Reproduce all of the material exactly as shown.

★ ★ ★ ★ ★ ★ ★

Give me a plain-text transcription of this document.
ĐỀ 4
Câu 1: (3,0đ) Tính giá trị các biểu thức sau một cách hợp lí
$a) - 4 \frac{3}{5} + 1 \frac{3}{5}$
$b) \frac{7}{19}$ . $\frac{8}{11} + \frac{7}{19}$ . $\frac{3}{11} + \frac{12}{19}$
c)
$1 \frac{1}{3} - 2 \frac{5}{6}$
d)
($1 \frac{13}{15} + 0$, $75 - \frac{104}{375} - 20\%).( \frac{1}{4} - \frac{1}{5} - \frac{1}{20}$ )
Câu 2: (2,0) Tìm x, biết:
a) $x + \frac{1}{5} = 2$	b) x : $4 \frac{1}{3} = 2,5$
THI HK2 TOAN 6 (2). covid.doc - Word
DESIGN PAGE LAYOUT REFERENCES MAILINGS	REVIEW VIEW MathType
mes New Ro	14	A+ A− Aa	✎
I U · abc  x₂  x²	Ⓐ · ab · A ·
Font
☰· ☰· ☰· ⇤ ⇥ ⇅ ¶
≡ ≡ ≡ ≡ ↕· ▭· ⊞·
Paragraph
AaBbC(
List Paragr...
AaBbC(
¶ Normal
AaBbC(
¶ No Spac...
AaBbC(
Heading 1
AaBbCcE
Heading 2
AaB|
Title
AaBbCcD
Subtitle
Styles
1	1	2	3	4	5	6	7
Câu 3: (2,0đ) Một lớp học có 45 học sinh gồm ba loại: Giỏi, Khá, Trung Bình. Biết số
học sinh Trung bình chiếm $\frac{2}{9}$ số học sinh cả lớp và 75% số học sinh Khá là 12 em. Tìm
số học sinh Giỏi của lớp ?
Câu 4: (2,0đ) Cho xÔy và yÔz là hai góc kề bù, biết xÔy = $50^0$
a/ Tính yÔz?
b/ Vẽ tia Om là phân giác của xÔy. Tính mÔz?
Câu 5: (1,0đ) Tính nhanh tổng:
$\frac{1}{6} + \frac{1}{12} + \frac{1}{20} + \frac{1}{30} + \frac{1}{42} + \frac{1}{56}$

★ ★ ★ ★ ★ ★ ★

Written reply ▸
Give me a plain-text transcription of this document.
ĐỀ 4
Câu 1: (3,0đ) Tính giá trị các biểu thức sau một cách hợp lí
$a) - 4 \frac{3}{5} + 1 \frac{3}{5}$
$b) \frac{7}{19}$ . $\frac{8}{11} + \frac{7}{19}$ . $\frac{3}{11} + \frac{12}{19}$
c)
$1 \frac{1}{3} - 2 \frac{5}{6}$
d)
($1 \frac{13}{15} + 0$, $75 - \frac{104}{375} - 20\%).( \frac{1}{4} - \frac{1}{5} - \frac{1}{20}$ )
Câu 2: (2,0) Tìm x, biết:
a) $x + \frac{1}{5} = 2$	b) x : $4 \frac{1}{3} = 2,5$
THI HK2 TOAN 6 (2). covid.doc - Word
DESIGN PAGE LAYOUT REFERENCES MAILINGS	REVIEW VIEW MathType
mes New Ro	14	A+ A− Aa	✎
I U · abc  x₂  x²	Ⓐ · ab · A ·
Font
☰· ☰· ☰· ⇤ ⇥ ⇅ ¶
≡ ≡ ≡ ≡ ↕· ▭· ⊞·
Paragraph
AaBbC(
List Paragr...
AaBbC(
¶ Normal
AaBbC(
¶ No Spac...
AaBbC(
Heading 1
AaBbCcE
Heading 2
AaB|
Title
AaBbCcD
Subtitle
Styles
1	1	2	3	4	5	6	7
Câu 3: (2,0đ) Một lớp học có 45 học sinh gồm ba loại: Giỏi, Khá, Trung Bình. Biết số
học sinh Trung bình chiếm $\frac{2}{9}$ số học sinh cả lớp và 75% số học sinh Khá là 12 em. Tìm
số học sinh Giỏi của lớp ?
Câu 4: (2,0đ) Cho xÔy và yÔz là hai góc kề bù, biết xÔy = $50^0$
a/ Tính yÔz?
b/ Vẽ tia Om là phân giác của xÔy. Tính mÔz?
Câu 5: (1,0đ) Tính nhanh tổng:
$\frac{1}{6} + \frac{1}{12} + \frac{1}{20} + \frac{1}{30} + \frac{1}{42} + \frac{1}{56}$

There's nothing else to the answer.